## Start Provided material
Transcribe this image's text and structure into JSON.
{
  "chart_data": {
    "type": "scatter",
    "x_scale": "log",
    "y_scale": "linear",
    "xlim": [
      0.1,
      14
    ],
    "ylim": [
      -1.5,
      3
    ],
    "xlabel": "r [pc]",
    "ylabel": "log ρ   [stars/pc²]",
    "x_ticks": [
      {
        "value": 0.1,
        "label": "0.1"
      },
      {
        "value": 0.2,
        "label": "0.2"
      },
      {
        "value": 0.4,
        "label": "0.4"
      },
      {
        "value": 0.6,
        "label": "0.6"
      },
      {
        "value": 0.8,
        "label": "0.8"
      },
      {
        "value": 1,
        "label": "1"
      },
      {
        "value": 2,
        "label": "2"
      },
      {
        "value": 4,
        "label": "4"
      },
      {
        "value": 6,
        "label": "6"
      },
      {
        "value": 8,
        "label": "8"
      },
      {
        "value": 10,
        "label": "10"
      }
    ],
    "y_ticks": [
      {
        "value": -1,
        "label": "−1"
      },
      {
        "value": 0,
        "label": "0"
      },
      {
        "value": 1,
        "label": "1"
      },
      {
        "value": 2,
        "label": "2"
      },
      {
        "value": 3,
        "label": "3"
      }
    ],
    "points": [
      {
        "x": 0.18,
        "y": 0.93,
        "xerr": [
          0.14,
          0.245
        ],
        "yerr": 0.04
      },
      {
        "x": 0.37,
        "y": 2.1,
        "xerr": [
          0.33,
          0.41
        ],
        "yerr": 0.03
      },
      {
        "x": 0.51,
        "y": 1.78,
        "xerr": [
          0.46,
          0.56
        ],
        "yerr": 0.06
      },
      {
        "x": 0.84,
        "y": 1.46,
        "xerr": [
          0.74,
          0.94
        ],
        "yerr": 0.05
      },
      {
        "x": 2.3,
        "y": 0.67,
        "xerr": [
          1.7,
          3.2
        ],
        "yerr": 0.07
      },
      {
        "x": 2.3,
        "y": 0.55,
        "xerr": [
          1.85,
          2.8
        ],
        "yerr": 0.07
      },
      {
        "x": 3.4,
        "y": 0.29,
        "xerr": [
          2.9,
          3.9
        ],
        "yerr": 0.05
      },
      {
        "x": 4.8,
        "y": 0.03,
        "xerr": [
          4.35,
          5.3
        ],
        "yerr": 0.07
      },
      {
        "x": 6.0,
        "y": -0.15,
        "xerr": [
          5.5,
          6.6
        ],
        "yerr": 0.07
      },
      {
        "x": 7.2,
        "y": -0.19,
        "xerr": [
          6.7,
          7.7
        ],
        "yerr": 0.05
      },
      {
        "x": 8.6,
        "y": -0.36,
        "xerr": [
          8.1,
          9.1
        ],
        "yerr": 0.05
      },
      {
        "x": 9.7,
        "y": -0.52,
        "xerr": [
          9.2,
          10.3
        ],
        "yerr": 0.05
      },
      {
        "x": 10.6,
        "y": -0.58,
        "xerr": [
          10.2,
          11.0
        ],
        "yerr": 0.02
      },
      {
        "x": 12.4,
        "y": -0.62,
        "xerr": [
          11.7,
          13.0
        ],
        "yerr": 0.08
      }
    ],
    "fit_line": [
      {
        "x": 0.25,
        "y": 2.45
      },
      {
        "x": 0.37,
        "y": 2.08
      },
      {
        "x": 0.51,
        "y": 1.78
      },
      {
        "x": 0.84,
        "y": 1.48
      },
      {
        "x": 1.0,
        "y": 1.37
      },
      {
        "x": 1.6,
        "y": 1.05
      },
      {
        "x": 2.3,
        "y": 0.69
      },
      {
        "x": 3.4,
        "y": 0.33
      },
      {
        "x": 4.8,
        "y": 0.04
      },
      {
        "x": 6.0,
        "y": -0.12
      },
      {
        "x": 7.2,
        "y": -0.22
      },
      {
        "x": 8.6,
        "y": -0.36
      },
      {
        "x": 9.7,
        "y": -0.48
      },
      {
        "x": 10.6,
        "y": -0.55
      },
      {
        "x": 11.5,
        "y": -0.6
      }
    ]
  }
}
## End Provided material
Repeat the data precisely, reproducing every entry.

Correct response
Transcribe this image's text and structure into JSON.
{
  "chart_data": {
    "type": "scatter",
    "x_scale": "log",
    "y_scale": "linear",
    "xlim": [
      0.1,
      14
    ],
    "ylim": [
      -1.5,
      3
    ],
    "xlabel": "r [pc]",
    "ylabel": "log ρ   [stars/pc²]",
    "x_ticks": [
      {
        "value": 0.1,
        "label": "0.1"
      },
      {
        "value": 0.2,
        "label": "0.2"
      },
      {
        "value": 0.4,
        "label": "0.4"
      },
      {
        "value": 0.6,
        "label": "0.6"
      },
      {
        "value": 0.8,
        "label": "0.8"
      },
      {
        "value": 1,
        "label": "1"
      },
      {
        "value": 2,
        "label": "2"
      },
      {
        "value": 4,
        "label": "4"
      },
      {
        "value": 6,
        "label": "6"
      },
      {
        "value": 8,
        "label": "8"
      },
      {
        "value": 10,
        "label": "10"
      }
    ],
    "y_ticks": [
      {
        "value": -1,
        "label": "−1"
      },
      {
        "value": 0,
        "label": "0"
      },
      {
        "value": 1,
        "label": "1"
      },
      {
        "value": 2,
        "label": "2"
      },
      {
        "value": 3,
        "label": "3"
      }
    ],
    "points": [
      {
        "x": 0.18,
        "y": 0.93,
        "xerr": [
          0.14,
          0.245
        ],
        "yerr": 0.04
      },
      {
        "x": 0.37,
        "y": 2.1,
        "xerr": [
          0.33,
          0.41
        ],
        "yerr": 0.03
      },
      {
        "x": 0.51,
        "y": 1.78,
        "xerr": [
          0.46,
          0.56
        ],
        "yerr": 0.06
      },
      {
        "x": 0.84,
        "y": 1.46,
        "xerr": [
          0.74,
          0.94
        ],
        "yerr": 0.05
      },
      {
        "x": 2.3,
        "y": 0.67,
        "xerr": [
          1.7,
          3.2
        ],
        "yerr": 0.07
      },
      {
        "x": 2.3,
        "y": 0.55,
        "xerr": [
          1.85,
          2.8
        ],
        "yerr": 0.07
      },
      {
        "x": 3.4,
        "y": 0.29,
        "xerr": [
          2.9,
          3.9
        ],
        "yerr": 0.05
      },
      {
        "x": 4.8,
        "y": 0.03,
        "xerr": [
          4.35,
          5.3
        ],
        "yerr": 0.07
      },
      {
        "x": 6.0,
        "y": -0.15,
        "xerr": [
          5.5,
          6.6
        ],
        "yerr": 0.07
      },
      {
        "x": 7.2,
        "y": -0.19,
        "xerr": [
          6.7,
          7.7
        ],
        "yerr": 0.05
      },
      {
        "x": 8.6,
        "y": -0.36,
        "xerr": [
          8.1,
          9.1
        ],
        "yerr": 0.05
      },
      {
        "x": 9.7,
        "y": -0.52,
        "xerr": [
          9.2,
          10.3
        ],
        "yerr": 0.05
      },
      {
        "x": 10.6,
        "y": -0.58,
        "xerr": [
          10.2,
          11.0
        ],
        "yerr": 0.02
      },
      {
        "x": 12.4,
        "y": -0.62,
        "xerr": [
          11.7,
          13.0
        ],
        "yerr": 0.08
      }
    ],
    "fit_line": [
      {
        "x": 0.25,
        "y": 2.45
      },
      {
        "x": 0.37,
        "y": 2.08
      },
      {
        "x": 0.51,
        "y": 1.78
      },
      {
        "x": 0.84,
        "y": 1.48
      },
      {
        "x": 1.0,
        "y": 1.37
      },
      {
        "x": 1.6,
        "y": 1.05
      },
      {
        "x": 2.3,
        "y": 0.69
      },
      {
        "x": 3.4,
        "y": 0.33
      },
      {
        "x": 4.8,
        "y": 0.04
      },
      {
        "x": 6.0,
        "y": -0.12
      },
      {
        "x": 7.2,
        "y": -0.22
      },
      {
        "x": 8.6,
        "y": -0.36
      },
      {
        "x": 9.7,
        "y": -0.48
      },
      {
        "x": 10.6,
        "y": -0.55
      },
      {
        "x": 11.5,
        "y": -0.6
      }
    ]
  }
}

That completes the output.